> _WHAT THIS TASK INVOLVES_:
Wherever the word "муниципальных" shows up in a line, please copy that line.

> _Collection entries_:

• • •

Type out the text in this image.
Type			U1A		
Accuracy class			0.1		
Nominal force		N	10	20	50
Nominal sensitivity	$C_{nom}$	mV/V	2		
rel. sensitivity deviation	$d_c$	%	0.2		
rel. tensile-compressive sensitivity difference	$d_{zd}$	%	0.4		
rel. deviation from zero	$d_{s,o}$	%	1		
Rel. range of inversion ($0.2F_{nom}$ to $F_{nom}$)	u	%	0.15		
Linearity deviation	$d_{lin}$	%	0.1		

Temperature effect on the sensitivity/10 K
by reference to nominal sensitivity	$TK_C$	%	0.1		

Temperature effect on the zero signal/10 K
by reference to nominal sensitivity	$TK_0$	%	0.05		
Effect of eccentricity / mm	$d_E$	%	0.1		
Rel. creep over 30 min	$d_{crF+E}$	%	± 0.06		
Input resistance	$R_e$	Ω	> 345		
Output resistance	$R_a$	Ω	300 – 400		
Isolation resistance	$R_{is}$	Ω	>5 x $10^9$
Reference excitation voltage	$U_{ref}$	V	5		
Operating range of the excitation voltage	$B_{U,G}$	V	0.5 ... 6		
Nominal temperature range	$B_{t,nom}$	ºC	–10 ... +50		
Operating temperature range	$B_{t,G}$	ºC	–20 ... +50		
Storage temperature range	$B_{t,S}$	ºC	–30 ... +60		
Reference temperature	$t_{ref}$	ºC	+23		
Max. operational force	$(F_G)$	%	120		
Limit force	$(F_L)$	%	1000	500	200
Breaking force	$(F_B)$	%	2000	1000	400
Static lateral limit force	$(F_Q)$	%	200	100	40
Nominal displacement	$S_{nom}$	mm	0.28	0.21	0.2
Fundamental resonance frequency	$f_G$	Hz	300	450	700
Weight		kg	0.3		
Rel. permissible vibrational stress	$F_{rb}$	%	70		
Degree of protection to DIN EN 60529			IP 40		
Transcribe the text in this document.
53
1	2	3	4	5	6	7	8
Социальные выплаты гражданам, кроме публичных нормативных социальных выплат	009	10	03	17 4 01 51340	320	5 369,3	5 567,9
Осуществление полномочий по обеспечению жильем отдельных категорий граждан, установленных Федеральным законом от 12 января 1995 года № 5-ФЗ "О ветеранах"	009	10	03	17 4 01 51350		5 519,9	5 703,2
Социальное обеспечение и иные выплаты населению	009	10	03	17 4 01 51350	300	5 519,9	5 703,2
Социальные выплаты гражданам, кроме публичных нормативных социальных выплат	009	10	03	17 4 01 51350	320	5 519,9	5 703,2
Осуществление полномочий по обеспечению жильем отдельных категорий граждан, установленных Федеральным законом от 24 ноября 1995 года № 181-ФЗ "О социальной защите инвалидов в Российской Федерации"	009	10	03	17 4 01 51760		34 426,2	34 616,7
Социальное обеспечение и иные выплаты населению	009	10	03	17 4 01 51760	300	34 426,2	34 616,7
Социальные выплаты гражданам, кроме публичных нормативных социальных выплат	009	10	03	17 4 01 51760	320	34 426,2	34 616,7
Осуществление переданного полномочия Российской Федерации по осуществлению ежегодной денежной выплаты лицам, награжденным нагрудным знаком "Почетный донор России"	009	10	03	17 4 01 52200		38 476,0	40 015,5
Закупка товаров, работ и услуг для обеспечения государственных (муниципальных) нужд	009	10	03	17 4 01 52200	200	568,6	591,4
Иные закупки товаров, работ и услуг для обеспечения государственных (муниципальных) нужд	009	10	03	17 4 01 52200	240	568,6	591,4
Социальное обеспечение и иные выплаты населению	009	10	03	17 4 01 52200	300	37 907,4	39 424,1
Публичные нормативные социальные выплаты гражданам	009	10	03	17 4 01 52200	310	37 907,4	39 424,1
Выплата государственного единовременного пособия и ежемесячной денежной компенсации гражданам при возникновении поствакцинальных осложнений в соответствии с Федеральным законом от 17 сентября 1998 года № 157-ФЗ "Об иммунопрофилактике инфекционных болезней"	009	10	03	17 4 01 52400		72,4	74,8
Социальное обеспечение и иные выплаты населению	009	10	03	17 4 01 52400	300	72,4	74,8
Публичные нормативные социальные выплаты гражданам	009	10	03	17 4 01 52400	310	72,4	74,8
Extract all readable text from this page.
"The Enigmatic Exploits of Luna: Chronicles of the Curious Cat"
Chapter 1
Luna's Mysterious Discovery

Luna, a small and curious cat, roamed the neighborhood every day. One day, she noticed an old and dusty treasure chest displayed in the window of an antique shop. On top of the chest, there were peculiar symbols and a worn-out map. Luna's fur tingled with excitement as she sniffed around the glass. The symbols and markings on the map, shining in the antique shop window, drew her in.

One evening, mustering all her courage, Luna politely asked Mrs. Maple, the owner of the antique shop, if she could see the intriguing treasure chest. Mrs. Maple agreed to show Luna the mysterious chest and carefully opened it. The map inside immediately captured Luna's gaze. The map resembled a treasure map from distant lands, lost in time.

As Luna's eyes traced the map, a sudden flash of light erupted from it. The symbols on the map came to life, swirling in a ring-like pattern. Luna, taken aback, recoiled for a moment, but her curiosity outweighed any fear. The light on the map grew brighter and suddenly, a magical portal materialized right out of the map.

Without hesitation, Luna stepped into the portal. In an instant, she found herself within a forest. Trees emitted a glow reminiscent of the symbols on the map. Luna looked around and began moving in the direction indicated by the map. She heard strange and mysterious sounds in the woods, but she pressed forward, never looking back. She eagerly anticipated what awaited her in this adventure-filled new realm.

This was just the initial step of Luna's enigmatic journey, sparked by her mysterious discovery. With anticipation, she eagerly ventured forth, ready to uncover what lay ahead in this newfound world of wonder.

• • •

> _EXERCISE RESPONSE_:
Закупка товаров, работ и услуг для обеспечения государственных (муниципальных) нужд	009	10	03	17 4 01 52200	200	568,6	591,4
Иные закупки товаров, работ и услуг для обеспечения государственных (муниципальных) нужд	009	10	03	17 4 01 52200	240	568,6	591,4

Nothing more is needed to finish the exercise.